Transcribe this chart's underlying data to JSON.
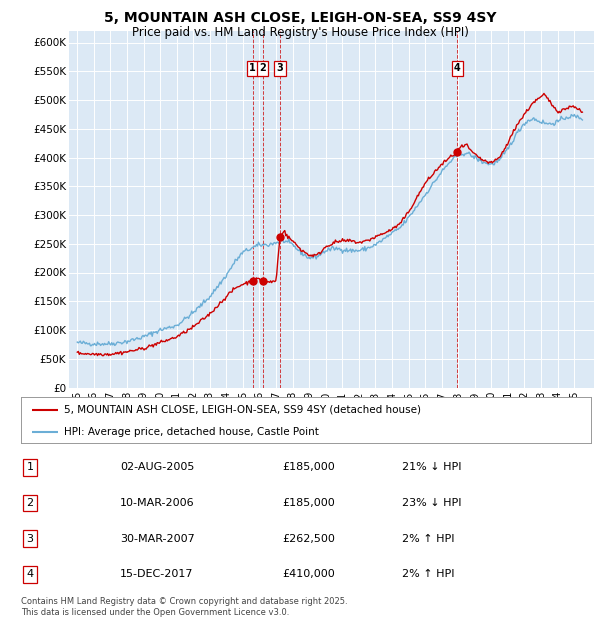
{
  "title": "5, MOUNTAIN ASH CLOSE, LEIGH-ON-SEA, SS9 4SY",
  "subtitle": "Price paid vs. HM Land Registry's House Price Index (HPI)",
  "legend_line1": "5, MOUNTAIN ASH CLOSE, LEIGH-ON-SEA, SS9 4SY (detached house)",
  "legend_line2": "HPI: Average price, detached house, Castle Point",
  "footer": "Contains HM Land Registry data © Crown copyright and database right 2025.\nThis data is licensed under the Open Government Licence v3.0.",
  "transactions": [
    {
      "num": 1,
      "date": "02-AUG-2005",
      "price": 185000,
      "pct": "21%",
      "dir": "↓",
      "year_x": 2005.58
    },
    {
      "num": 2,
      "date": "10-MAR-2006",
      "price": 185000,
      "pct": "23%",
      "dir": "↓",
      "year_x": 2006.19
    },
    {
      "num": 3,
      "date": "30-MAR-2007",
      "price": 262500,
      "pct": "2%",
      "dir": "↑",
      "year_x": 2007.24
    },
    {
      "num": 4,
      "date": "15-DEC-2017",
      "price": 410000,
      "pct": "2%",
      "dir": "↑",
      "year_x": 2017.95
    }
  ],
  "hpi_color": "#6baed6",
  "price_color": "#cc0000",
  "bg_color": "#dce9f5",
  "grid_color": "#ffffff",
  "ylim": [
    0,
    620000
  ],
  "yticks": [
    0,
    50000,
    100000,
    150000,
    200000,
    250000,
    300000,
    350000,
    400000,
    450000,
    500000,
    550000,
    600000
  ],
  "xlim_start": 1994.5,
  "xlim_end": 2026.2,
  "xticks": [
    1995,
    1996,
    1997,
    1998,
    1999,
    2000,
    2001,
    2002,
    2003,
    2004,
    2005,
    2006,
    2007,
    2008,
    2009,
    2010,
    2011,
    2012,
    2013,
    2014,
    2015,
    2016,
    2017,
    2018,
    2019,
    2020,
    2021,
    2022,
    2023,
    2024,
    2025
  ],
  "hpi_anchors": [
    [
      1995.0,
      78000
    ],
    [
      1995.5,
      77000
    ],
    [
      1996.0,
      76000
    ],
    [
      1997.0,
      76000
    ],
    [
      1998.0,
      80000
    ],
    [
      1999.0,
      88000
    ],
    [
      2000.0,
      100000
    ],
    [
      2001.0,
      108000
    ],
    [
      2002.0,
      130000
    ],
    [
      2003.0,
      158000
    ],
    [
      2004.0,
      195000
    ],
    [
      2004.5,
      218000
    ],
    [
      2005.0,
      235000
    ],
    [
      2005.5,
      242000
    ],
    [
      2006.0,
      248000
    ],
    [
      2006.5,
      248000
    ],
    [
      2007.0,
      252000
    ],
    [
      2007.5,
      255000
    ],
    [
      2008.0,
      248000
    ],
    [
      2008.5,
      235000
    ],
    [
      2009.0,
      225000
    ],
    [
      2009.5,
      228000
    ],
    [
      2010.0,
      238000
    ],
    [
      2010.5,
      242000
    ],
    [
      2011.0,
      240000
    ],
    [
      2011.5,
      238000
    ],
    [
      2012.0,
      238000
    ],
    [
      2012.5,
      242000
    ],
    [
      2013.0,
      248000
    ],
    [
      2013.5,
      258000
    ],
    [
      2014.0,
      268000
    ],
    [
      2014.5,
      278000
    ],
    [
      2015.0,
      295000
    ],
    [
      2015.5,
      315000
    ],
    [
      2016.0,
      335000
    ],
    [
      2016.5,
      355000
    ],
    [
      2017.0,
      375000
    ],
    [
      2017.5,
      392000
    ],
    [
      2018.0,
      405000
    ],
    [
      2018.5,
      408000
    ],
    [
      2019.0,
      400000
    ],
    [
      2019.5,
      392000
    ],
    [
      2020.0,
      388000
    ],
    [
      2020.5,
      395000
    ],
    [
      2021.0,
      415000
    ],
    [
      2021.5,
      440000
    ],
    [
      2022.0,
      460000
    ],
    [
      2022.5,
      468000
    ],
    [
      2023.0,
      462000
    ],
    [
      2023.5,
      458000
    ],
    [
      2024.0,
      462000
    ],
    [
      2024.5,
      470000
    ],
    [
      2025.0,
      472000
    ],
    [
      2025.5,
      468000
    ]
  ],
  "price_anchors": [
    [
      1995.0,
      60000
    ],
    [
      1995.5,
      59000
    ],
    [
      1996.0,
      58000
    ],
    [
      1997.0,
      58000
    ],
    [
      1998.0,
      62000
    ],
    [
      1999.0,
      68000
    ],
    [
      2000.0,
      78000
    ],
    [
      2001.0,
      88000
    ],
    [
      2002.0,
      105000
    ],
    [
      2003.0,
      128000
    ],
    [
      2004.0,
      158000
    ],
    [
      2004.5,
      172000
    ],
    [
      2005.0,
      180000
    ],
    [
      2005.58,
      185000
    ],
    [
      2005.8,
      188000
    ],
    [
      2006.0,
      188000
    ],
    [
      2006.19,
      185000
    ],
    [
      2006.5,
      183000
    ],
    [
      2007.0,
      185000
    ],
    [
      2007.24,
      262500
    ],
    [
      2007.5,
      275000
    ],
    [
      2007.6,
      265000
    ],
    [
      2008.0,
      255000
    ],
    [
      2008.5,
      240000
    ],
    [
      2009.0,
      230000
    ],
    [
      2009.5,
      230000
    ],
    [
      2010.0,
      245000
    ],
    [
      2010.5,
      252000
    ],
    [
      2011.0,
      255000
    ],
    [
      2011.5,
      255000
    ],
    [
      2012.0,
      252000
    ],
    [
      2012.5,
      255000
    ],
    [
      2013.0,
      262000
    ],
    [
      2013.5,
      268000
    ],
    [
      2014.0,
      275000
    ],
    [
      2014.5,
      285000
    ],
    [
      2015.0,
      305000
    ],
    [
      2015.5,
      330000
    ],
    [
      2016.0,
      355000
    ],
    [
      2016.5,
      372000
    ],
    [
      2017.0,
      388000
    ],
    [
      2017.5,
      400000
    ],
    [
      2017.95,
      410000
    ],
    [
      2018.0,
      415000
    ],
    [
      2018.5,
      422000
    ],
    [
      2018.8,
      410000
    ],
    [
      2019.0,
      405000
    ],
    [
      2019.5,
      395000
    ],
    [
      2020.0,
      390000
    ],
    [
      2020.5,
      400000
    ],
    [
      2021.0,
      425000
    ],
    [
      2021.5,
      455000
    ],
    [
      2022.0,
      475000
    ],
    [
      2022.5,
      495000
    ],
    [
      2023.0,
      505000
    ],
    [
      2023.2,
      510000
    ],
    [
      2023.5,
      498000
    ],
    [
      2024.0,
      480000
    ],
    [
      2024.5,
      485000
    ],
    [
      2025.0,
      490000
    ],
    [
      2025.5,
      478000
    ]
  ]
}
----------------------------------------
- **Set task**
Search the entries for the word "MOUNTAIN", then list each line that holds it.

- **Answer to the exercise**
  "title": "5, MOUNTAIN ASH CLOSE, LEIGH-ON-SEA, SS9 4SY",
  "legend_line1": "5, MOUNTAIN ASH CLOSE, LEIGH-ON-SEA, SS9 4SY (detached house)",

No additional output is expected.